**TASK OBJECTIVE**
Select and reproduce each line of the listing below that bears the string "title".
━━━ RECORDS FOR THIS EXERCISE
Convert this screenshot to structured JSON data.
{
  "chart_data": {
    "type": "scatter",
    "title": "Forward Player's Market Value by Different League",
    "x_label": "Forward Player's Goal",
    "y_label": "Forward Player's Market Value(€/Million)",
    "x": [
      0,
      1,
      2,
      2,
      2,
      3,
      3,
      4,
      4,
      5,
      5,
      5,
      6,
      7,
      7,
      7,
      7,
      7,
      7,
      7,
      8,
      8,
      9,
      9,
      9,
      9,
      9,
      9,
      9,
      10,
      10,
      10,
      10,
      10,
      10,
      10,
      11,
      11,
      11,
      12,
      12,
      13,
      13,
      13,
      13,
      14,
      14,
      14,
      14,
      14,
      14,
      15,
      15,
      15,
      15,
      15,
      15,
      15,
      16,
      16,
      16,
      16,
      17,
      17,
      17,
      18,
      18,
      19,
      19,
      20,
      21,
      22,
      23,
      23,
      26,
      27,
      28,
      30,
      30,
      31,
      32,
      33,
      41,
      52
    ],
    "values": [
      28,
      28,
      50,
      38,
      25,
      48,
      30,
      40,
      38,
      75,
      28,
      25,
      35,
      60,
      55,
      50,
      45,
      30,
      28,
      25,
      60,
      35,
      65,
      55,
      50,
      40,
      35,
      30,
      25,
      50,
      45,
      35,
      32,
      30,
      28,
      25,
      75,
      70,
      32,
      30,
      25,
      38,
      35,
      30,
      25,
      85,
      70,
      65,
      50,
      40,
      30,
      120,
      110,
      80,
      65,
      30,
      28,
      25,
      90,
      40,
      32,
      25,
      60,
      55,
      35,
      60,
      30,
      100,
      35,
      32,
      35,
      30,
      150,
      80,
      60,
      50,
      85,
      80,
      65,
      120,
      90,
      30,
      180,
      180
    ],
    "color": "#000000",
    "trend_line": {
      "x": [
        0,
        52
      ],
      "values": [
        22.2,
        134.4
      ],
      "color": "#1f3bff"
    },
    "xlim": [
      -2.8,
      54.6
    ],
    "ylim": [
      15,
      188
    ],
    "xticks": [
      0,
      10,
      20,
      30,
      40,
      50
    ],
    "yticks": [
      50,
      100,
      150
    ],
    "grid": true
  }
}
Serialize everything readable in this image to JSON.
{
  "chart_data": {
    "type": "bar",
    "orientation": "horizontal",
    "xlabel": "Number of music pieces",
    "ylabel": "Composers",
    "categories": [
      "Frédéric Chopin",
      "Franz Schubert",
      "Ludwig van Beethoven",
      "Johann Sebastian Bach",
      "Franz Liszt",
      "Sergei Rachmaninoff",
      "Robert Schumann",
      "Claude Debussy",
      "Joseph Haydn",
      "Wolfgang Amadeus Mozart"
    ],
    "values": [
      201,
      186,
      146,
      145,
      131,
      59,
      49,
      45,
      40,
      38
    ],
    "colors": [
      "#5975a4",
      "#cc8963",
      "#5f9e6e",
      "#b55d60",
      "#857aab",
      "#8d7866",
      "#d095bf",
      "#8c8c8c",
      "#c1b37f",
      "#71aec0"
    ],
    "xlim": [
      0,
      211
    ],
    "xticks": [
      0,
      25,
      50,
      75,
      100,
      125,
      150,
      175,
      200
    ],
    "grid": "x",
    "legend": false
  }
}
━━━━━━
━━━ RECORDS FOR THIS EXERCISE
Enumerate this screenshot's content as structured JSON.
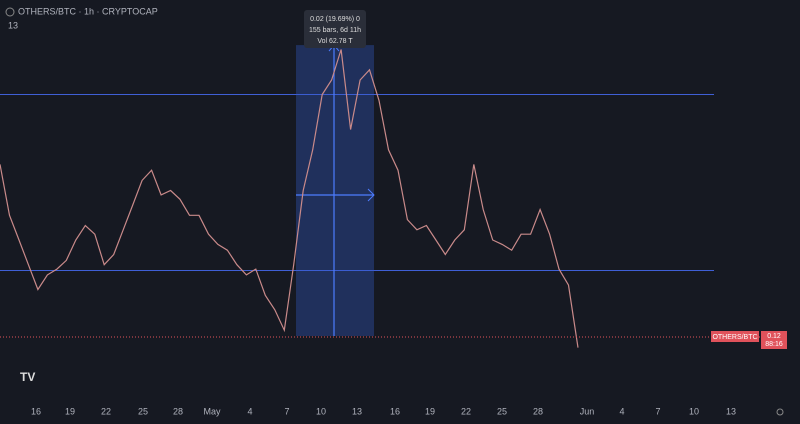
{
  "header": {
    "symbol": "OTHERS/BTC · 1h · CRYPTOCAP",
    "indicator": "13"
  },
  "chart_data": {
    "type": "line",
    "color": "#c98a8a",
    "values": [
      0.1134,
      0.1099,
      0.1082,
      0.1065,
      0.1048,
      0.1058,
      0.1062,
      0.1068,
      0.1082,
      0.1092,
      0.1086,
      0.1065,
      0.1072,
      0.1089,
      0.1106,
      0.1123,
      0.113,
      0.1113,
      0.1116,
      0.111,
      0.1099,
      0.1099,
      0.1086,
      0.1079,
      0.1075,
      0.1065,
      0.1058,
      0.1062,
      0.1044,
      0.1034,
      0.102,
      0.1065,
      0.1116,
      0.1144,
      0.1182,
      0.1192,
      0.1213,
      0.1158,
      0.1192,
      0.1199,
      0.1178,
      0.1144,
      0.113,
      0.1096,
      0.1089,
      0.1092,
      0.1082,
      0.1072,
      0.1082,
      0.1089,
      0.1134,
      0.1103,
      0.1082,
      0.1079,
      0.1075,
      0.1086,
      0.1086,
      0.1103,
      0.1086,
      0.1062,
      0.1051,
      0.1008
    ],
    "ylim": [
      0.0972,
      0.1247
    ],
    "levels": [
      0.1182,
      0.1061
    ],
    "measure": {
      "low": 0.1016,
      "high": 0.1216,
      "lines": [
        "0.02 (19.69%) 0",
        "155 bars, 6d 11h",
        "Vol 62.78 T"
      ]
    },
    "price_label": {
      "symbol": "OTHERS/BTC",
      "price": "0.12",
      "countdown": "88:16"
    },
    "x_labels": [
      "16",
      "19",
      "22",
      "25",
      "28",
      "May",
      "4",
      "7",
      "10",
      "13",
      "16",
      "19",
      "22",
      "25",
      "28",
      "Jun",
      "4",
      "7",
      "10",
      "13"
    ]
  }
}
━━━━━━
━━━ RECORDS FOR THIS EXERCISE
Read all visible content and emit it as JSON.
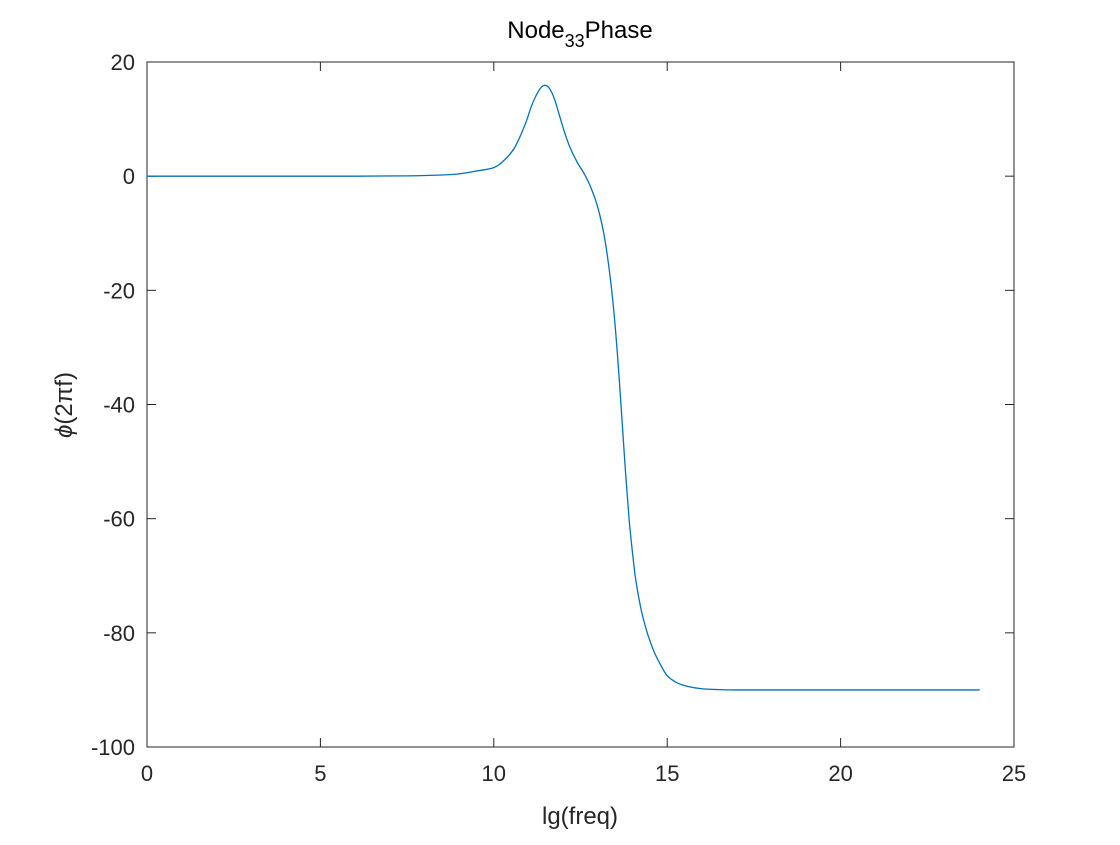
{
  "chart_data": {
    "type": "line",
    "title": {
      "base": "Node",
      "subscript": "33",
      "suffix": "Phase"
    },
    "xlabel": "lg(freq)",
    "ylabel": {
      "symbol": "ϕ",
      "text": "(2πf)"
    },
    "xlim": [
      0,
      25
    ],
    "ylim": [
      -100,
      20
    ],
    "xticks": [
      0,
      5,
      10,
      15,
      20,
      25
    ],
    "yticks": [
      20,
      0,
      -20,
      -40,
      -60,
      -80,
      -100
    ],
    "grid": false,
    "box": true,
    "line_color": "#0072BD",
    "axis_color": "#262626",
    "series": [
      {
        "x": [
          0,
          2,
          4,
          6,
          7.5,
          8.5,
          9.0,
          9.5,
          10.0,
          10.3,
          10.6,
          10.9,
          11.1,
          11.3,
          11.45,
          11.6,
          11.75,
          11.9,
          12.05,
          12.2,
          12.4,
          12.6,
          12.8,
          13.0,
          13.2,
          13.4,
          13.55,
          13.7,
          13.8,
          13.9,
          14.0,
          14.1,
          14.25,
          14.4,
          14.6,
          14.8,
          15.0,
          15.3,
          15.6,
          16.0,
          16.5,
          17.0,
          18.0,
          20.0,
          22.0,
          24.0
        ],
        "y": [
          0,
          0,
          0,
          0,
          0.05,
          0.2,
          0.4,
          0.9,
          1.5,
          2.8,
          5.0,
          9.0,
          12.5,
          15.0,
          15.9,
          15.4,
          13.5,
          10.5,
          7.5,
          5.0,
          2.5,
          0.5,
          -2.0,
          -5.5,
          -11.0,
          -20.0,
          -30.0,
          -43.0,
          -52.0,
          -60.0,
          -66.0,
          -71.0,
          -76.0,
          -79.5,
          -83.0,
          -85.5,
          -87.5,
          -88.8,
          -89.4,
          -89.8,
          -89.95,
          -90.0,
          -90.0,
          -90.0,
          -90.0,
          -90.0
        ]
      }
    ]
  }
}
━━━━━━
**ANSWER TO THE PROBLEM**
    "title": "Forward Player's Market Value by Different League",
    "title": {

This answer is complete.